- _Provided text_
★ ★ ★ ★

[SPMD] Patch nn.Linear

test/spmd/test_xla_sharding.py

@@ -5,6 +5,7 @@
 import math
 import numpy as np
 import os
+import sys
 
 import torch
 from torch import nn

test/test_operations.py

@@ -32,9 +32,11 @@
 import torch_xla.core.xla_builder as xb
 import torch_xla.core.xla_op_registry as xor
 import torch_xla.distributed.data_parallel as dp
+from torch_xla.distributed.fsdp.utils import apply_xla_patch_to_nn_linear
 import torch_xla.debug.metrics as met
 import torch_xla.debug.model_comparator as mc
 import torch_xla.distributed.parallel_loader as pl
+import torch_xla.experimental.xla_sharding as xs
 from torch_xla import runtime as xr
 import torch_xla.test.test_utils as xtu
 import torch_xla.utils.utils as xu
@@ -1656,6 +1658,124 @@ def test_conv2d_backward(self):
     self.assertTrue(
         torch.allclose(conv.weight.grad.cpu(), torch.tensor([[[[2077.0]]]])))
 
+  def test_patched_linear_3D(self):
+    linear_cpu = nn.Linear(2, 4, bias=False)
+    input_cpu = torch.randn(4, 3, 2, requires_grad=True)
+    input_cpu.retain_grad()
+    output_cpu = linear_cpu(input_cpu)
+
+    # It looks like nn.Module.to is in-place.
+    linear = copy.deepcopy(linear_cpu).to('xla')

★ ★ ★ ★

[Stored entries]
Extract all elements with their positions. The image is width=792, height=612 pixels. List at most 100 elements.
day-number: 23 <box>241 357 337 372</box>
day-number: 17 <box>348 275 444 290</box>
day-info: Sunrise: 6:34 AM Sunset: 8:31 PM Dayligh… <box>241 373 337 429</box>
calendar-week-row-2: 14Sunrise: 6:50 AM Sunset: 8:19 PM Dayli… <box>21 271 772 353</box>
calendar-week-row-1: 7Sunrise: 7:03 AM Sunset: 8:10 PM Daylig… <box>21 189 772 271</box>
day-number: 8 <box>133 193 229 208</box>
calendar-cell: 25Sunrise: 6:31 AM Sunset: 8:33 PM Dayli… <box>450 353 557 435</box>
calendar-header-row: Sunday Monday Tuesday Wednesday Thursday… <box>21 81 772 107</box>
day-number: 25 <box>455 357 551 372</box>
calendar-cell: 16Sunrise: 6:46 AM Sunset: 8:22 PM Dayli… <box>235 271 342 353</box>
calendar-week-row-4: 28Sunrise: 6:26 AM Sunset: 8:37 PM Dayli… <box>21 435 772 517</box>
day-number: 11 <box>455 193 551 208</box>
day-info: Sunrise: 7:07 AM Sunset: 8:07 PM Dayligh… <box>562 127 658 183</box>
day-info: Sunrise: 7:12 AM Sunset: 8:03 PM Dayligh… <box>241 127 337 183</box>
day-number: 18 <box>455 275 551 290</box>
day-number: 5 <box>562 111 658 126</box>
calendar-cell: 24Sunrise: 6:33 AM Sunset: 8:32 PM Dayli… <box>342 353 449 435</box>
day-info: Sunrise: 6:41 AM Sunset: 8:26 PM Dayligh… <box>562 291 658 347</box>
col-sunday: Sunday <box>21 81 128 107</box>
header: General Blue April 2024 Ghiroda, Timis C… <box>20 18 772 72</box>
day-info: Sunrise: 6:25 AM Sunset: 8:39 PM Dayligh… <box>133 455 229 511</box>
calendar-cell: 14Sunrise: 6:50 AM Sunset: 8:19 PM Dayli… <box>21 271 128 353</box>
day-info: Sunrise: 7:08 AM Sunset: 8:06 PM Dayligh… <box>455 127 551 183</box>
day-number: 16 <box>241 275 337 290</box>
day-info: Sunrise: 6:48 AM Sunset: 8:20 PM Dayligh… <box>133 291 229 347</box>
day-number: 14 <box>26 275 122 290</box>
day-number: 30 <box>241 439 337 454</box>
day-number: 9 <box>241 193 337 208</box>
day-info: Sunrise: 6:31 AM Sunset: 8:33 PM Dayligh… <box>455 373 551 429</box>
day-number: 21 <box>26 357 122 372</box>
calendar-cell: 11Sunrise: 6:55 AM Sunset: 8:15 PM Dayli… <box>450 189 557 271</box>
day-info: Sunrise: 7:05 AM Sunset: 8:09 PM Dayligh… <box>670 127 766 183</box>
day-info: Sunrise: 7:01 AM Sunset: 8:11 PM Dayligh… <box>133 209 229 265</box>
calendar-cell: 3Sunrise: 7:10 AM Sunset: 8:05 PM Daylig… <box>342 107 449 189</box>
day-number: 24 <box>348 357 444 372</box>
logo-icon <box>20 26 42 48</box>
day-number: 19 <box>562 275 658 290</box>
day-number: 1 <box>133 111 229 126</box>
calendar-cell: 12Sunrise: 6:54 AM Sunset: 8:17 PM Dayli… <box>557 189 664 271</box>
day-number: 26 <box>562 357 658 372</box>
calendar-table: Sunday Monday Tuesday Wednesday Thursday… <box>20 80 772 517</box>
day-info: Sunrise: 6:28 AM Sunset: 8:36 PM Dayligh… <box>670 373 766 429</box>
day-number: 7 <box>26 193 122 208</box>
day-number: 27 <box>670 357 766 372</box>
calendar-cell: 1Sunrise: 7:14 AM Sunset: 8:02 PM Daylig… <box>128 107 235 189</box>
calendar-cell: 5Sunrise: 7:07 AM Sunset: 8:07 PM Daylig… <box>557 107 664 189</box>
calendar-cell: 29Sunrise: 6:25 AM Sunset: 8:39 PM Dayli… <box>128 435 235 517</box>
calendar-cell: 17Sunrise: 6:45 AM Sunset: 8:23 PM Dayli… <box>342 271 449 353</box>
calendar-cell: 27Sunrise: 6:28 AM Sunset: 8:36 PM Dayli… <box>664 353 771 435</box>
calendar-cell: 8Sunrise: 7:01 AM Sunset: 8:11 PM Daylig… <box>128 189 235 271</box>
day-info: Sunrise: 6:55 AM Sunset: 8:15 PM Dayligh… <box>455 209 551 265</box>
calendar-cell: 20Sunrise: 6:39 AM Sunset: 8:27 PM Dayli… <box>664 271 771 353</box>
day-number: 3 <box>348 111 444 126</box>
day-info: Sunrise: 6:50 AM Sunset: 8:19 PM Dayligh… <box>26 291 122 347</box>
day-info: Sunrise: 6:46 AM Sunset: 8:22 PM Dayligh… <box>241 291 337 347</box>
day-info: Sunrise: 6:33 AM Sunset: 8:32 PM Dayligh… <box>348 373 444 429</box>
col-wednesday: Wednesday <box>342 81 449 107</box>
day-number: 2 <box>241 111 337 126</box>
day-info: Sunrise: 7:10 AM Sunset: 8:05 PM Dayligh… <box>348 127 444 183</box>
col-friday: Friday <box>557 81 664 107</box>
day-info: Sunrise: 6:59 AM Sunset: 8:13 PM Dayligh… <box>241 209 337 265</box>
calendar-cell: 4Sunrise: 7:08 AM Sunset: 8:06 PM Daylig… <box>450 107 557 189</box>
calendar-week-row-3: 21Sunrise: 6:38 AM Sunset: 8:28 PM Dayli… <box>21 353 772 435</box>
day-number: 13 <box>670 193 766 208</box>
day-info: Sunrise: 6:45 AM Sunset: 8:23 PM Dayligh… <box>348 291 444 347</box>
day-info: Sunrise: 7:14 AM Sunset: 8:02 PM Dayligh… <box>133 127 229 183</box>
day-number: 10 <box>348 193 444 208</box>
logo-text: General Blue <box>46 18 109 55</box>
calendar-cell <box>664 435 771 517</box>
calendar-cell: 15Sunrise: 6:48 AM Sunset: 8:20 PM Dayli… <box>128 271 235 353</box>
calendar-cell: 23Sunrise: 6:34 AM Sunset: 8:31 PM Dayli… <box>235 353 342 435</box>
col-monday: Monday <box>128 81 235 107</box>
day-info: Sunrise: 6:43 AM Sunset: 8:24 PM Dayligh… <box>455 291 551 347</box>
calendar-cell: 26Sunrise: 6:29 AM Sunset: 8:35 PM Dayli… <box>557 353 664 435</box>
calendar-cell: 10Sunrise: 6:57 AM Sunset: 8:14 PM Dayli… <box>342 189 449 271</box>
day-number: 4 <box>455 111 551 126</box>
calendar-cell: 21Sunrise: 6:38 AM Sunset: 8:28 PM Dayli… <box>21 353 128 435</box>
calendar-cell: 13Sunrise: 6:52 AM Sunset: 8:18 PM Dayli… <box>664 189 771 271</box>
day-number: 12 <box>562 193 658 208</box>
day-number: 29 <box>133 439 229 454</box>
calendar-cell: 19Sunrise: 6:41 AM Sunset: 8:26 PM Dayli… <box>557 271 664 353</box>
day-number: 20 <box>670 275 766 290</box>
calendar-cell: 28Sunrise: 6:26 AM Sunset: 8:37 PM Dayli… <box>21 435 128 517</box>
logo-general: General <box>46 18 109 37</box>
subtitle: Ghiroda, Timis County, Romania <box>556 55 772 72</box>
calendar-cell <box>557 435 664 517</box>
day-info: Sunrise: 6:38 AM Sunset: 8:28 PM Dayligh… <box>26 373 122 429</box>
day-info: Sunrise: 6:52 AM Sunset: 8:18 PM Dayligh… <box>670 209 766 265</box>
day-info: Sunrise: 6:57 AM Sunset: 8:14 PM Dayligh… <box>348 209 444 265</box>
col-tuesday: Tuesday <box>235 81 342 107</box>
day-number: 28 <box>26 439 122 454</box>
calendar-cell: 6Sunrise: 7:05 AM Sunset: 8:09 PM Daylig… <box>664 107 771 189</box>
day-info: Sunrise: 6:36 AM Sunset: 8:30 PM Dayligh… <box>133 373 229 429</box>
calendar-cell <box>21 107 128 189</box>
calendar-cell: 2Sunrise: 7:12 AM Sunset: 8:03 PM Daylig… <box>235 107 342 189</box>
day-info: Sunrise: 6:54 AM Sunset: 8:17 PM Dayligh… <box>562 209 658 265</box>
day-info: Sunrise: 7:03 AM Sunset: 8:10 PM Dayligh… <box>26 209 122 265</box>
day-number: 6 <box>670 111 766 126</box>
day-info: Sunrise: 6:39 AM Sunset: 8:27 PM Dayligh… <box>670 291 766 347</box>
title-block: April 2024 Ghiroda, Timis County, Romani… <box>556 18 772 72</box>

★ ★ ★ ★

Continue the nn.Linear patch diff from the point where it stops. The material above is separate from the code diff.

- _Task result_
+    apply_xla_patch_to_nn_linear(linear, xs.xla_patched_nn_linear_forward)
+    input = copy.deepcopy(input_cpu).to('xla')
+    input.retain_grad()
+    output = linear(input)
+
+    # Make sure that we don't have any reshapes in the patched linear.
+    hlo = torch_xla._XLAC._get_xla_tensors_hlo([output])
+    self.assertNotIn("reshape", hlo)
+
+    # Make sure the forward result is correct.
+    self.assertTrue(torch.allclose(output.cpu(), output_cpu))
+
+    # Now work on the backward.
+    linear_cpu.weight.retain_grad()
+    loss_cpu = output_cpu.sum()
+    loss_cpu.backward()
+
+    loss = output.sum()
+    loss.backward()
+
+    self.assertTrue(
+        torch.allclose(linear.weight.grad.cpu(), linear_cpu.weight.grad))
+    self.assertTrue(torch.allclose(input.grad.cpu(), input_cpu.grad))
+
+  def test_patched_linear_3D_bias(self):
+    linear_cpu = nn.Linear(2, 4)
+    input_cpu = torch.randn(4, 3, 2)
+    output_cpu = linear_cpu(input_cpu)
+
+    # It looks like nn.Module.to is in-place.
+    linear = copy.deepcopy(linear_cpu).to('xla')
+    apply_xla_patch_to_nn_linear(linear, xs.xla_patched_nn_linear_forward)
+    input = copy.deepcopy(input_cpu).to('xla')
+    output = linear(input)
+
+    # We will have some reshapes on the bias. So skip the check here.
+    # Make sure the forward result is correct.
+    self.assertTrue(torch.allclose(output.cpu(), output_cpu))
+
+    # Now work on the backward.
+    linear_cpu.weight.retain_grad()
+    loss_cpu = output_cpu.sum()
+    loss_cpu.backward()
+
+    loss = output.sum()
+    loss.backward()
+
+    self.assertTrue(
+        torch.allclose(linear.bias.grad.cpu(), linear_cpu.bias.grad))
+
+  def test_patched_linear_2D_bias(self):
+    linear_cpu = nn.Linear(2, 4)
+    input_cpu = torch.randn(4, 2, requires_grad=True)
+    input_cpu.retain_grad()
+    output_cpu = linear_cpu(input_cpu)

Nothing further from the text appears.